(Collected data entries)
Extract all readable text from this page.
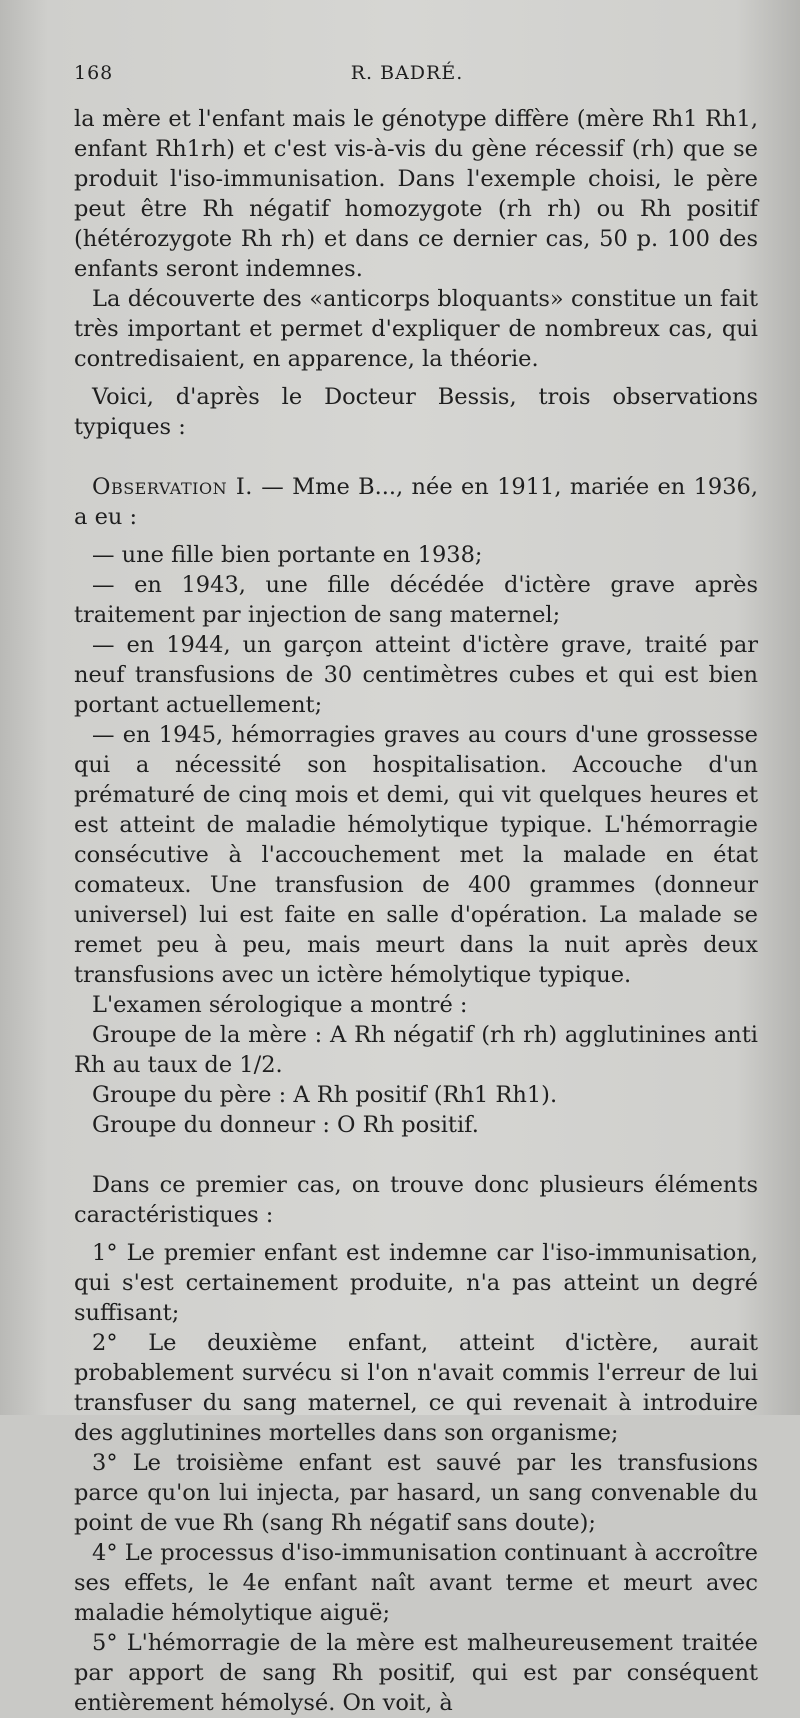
168	R. BADRÉ.

la mère et l'enfant mais le génotype diffère (mère Rh1 Rh1, enfant Rh1rh) et c'est vis-à-vis du gène récessif (rh) que se produit l'iso-immunisation. Dans l'exemple choisi, le père peut être Rh négatif homozygote (rh rh) ou Rh positif (hétérozygote Rh rh) et dans ce dernier cas, 50 p. 100 des enfants seront indemnes.

La découverte des «anticorps bloquants» constitue un fait très important et permet d'expliquer de nombreux cas, qui contredisaient, en apparence, la théorie.

Voici, d'après le Docteur Bessis, trois observations typiques :

Observation I. — Mme B..., née en 1911, mariée en 1936, a eu :

— une fille bien portante en 1938;

— en 1943, une fille décédée d'ictère grave après traitement par injection de sang maternel;

— en 1944, un garçon atteint d'ictère grave, traité par neuf transfusions de 30 centimètres cubes et qui est bien portant actuellement;

— en 1945, hémorragies graves au cours d'une grossesse qui a nécessité son hospitalisation. Accouche d'un prématuré de cinq mois et demi, qui vit quelques heures et est atteint de maladie hémolytique typique. L'hémorragie consécutive à l'accouchement met la malade en état comateux. Une transfusion de 400 grammes (donneur universel) lui est faite en salle d'opération. La malade se remet peu à peu, mais meurt dans la nuit après deux transfusions avec un ictère hémolytique typique.

L'examen sérologique a montré :

Groupe de la mère : A Rh négatif (rh rh) agglutinines anti Rh au taux de 1/2.

Groupe du père : A Rh positif (Rh1 Rh1).

Groupe du donneur : O Rh positif.

Dans ce premier cas, on trouve donc plusieurs éléments caractéristiques :

1° Le premier enfant est indemne car l'iso-immunisation, qui s'est certainement produite, n'a pas atteint un degré suffisant;

2° Le deuxième enfant, atteint d'ictère, aurait probablement survécu si l'on n'avait commis l'erreur de lui transfuser du sang maternel, ce qui revenait à introduire des agglutinines mortelles dans son organisme;

3° Le troisième enfant est sauvé par les transfusions parce qu'on lui injecta, par hasard, un sang convenable du point de vue Rh (sang Rh négatif sans doute);

4° Le processus d'iso-immunisation continuant à accroître ses effets, le 4e enfant naît avant terme et meurt avec maladie hémolytique aiguë;

5° L'hémorragie de la mère est malheureusement traitée par apport de sang Rh positif, qui est par conséquent entièrement hémolysé. On voit, à
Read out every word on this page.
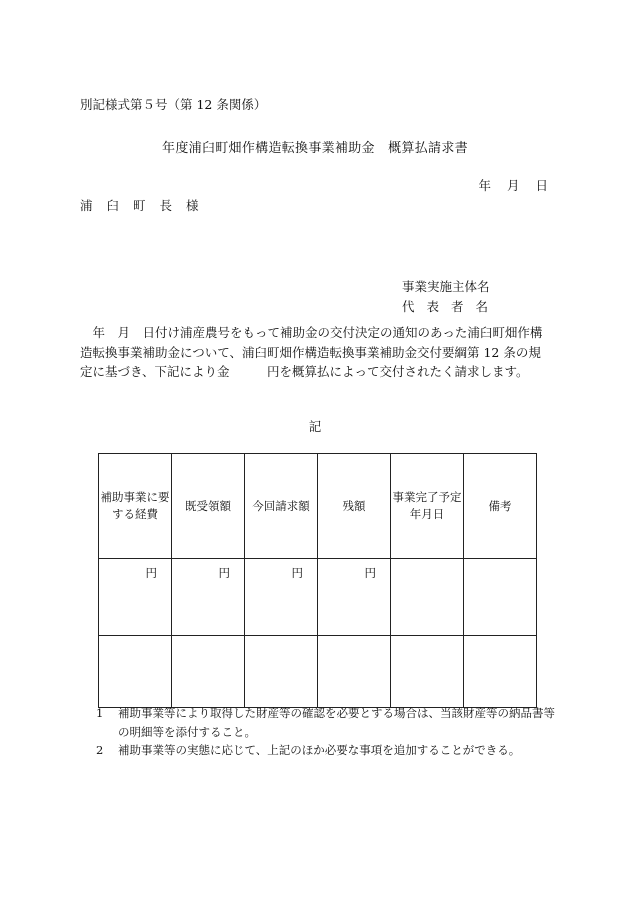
別記様式第５号（第 12 条関係）
年度浦臼町畑作構造転換事業補助金　概算払請求書
年 月 日
浦臼町長様
事業実施主体名
代表者名
　年　月　日付け浦産農号をもって補助金の交付決定の通知のあった浦臼町畑作構造転換事業補助金について、浦臼町畑作構造転換事業補助金交付要綱第 12 条の規定に基づき、下記により金　　　円を概算払によって交付されたく請求します。
記
補助事業に要する経費	既受領額	今回請求額	残額	事業完了予定年月日	備考
円	円	円	円		

1 補助事業等により取得した財産等の確認を必要とする場合は、当該財産等の納品書等の明細等を添付すること。
2 補助事業等の実態に応じて、上記のほか必要な事項を追加することができる。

### PROBLEM STATEMENT
Extract every line containing the string "fille" from the material.

### RESPONSE FOR THIS EXERCISE
— une fille bien portante en 1938;
— en 1943, une fille décédée d'ictère grave après traitement par injection de sang maternel;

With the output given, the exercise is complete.